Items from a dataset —
◇ ◇ ◇
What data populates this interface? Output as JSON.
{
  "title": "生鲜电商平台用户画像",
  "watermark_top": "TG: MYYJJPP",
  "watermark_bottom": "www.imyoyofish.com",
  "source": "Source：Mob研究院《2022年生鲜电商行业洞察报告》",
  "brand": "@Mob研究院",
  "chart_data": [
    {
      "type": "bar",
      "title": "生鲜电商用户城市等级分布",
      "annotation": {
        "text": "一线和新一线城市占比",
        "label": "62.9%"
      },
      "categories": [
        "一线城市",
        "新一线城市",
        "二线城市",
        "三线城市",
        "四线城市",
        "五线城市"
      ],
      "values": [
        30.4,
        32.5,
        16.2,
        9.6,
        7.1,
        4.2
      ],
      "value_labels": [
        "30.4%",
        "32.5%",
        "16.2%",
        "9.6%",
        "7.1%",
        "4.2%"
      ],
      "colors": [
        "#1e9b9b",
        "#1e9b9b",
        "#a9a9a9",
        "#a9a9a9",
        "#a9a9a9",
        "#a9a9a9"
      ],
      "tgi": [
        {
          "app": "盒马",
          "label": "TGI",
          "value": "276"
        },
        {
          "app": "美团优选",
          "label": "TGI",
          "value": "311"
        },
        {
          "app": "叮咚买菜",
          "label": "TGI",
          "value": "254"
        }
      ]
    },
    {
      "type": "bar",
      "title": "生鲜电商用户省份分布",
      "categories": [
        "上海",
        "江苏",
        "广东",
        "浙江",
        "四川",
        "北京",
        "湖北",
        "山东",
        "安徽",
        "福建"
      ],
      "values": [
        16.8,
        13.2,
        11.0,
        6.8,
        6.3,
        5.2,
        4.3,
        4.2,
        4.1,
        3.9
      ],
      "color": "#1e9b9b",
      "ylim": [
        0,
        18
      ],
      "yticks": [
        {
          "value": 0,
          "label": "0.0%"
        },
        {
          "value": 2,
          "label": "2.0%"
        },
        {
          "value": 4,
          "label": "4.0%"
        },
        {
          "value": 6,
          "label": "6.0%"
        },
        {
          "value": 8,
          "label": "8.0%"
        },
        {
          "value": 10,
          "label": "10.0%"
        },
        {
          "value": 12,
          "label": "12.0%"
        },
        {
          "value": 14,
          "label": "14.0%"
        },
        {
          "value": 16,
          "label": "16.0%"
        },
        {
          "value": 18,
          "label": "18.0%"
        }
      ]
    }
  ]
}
◇ ◇ ◇
Problem statement — Find all the lines containing "title" in the material, then copy them.

Expected output —
  "title": "生鲜电商平台用户画像",
      "title": "生鲜电商用户城市等级分布",
      "title": "生鲜电商用户省份分布",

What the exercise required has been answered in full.